[TASK INPUT start]

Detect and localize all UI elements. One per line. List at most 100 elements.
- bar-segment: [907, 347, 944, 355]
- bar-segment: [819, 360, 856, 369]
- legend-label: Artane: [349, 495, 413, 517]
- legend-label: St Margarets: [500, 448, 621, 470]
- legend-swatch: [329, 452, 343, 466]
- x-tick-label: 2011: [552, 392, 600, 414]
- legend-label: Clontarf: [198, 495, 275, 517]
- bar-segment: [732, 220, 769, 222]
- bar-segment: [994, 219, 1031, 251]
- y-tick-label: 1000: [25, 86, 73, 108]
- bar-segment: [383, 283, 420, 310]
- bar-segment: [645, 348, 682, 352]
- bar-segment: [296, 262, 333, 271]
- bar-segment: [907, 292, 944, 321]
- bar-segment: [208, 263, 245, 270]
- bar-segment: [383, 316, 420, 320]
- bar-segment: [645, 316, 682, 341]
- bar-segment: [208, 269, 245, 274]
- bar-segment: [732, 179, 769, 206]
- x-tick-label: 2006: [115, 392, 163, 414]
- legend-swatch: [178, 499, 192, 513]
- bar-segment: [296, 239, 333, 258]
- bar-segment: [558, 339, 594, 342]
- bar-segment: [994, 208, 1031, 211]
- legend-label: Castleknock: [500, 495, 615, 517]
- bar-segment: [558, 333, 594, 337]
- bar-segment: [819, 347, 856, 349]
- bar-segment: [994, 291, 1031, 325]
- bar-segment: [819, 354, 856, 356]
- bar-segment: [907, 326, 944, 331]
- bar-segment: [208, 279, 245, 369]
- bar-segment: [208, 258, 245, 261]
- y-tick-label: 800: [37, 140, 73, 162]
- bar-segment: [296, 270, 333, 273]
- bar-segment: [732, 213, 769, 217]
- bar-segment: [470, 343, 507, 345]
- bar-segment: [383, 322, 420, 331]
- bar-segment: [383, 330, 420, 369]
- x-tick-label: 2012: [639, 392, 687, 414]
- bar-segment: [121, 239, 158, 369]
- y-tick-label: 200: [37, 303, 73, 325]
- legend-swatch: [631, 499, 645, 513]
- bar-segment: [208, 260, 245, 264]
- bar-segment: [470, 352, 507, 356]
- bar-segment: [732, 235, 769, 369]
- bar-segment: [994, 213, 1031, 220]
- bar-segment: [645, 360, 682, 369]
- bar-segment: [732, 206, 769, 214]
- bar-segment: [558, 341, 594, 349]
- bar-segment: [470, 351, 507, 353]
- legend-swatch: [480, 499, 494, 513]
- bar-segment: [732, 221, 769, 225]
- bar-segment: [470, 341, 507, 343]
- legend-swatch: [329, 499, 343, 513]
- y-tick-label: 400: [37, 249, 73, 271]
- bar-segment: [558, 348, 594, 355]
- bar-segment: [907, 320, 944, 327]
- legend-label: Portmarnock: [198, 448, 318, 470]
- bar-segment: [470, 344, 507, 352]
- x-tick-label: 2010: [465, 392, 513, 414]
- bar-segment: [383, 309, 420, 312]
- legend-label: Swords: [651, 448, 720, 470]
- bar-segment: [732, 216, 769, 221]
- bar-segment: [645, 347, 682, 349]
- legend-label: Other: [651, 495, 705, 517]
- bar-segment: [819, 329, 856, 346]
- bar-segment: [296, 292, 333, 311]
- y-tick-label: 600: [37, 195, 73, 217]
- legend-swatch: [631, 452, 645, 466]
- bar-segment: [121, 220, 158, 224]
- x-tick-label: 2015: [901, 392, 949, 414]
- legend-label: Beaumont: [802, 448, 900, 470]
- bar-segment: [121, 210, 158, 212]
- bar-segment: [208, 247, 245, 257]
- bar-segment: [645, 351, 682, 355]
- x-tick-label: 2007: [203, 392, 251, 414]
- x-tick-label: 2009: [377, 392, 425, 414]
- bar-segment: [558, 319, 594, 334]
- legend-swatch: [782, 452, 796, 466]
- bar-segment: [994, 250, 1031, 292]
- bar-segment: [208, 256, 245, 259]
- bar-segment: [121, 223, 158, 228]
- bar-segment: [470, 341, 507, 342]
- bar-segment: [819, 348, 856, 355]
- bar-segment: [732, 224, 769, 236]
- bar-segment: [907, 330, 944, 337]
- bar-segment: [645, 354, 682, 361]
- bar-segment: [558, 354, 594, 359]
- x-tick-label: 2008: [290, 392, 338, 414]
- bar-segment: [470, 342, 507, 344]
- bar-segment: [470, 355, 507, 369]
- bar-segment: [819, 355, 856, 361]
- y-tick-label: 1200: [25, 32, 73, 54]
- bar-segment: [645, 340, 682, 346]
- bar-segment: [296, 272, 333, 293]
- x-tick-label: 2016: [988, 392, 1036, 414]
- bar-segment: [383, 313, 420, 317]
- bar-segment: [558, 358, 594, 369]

[TASK INPUT end]
[TASK INPUT start]

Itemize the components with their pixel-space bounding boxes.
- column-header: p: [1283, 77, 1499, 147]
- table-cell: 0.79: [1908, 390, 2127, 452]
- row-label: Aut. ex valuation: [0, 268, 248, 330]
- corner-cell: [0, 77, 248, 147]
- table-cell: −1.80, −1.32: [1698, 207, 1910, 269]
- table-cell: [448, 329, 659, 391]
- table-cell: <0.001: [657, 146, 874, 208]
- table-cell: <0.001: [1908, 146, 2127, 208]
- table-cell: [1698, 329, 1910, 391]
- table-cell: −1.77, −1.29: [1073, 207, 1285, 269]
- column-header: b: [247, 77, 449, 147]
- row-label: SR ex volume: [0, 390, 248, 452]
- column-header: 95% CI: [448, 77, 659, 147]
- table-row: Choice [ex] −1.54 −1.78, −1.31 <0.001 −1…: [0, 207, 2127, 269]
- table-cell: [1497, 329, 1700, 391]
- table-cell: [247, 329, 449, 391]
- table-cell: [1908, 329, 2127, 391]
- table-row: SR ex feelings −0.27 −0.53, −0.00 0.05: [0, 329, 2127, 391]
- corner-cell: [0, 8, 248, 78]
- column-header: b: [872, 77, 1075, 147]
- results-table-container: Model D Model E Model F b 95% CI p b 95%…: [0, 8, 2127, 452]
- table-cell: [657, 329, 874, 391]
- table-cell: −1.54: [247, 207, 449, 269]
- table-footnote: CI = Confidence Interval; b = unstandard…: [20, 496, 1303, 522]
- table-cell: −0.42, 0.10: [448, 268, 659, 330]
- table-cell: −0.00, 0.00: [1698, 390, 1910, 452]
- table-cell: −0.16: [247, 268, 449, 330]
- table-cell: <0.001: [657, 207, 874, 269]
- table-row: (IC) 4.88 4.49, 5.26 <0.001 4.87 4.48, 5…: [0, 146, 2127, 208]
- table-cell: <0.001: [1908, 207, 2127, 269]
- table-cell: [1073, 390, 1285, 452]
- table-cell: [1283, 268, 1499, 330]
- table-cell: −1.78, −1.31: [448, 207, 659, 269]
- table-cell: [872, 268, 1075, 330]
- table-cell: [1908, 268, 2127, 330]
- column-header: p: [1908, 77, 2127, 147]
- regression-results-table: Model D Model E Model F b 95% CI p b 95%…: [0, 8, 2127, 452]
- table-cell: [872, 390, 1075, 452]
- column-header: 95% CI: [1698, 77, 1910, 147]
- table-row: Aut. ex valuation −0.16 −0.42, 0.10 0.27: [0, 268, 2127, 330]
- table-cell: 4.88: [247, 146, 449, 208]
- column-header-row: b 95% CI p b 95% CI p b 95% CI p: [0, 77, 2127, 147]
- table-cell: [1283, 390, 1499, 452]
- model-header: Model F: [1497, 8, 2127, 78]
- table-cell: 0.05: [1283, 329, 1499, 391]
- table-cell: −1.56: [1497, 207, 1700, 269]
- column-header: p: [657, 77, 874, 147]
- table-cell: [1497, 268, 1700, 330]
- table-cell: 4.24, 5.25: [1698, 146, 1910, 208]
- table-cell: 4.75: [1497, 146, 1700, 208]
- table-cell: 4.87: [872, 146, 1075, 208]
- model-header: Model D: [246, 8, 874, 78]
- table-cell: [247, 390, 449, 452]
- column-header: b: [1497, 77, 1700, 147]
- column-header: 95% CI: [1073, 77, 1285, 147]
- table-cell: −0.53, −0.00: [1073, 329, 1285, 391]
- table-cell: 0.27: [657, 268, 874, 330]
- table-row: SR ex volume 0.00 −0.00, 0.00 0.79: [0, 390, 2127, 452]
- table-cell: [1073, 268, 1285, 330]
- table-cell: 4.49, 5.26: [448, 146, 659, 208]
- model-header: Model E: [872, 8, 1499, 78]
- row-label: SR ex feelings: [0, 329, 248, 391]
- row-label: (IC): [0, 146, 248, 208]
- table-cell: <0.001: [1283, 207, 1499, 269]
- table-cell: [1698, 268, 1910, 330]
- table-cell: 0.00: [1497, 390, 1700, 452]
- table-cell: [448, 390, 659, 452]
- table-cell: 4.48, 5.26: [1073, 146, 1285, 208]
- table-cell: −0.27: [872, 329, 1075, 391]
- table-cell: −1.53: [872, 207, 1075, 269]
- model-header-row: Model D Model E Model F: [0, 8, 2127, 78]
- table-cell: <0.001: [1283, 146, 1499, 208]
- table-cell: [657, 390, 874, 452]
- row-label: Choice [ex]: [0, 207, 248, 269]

[TASK INPUT end]

*WHAT IS EXPECTED*.
Echo the lines starting at the one that contains "Detect and localize" and ending at the one that contains "- bar-segment: [296, 262, 333, 271]", both included.

*THE OUTPUT*.
Detect and localize all UI elements. One per line. List at most 100 elements.
- bar-segment: [907, 347, 944, 355]
- bar-segment: [819, 360, 856, 369]
- legend-label: Artane: [349, 495, 413, 517]
- legend-label: St Margarets: [500, 448, 621, 470]
- legend-swatch: [329, 452, 343, 466]
- x-tick-label: 2011: [552, 392, 600, 414]
- legend-label: Clontarf: [198, 495, 275, 517]
- bar-segment: [732, 220, 769, 222]
- bar-segment: [994, 219, 1031, 251]
- y-tick-label: 1000: [25, 86, 73, 108]
- bar-segment: [383, 283, 420, 310]
- bar-segment: [645, 348, 682, 352]
- bar-segment: [296, 262, 333, 271]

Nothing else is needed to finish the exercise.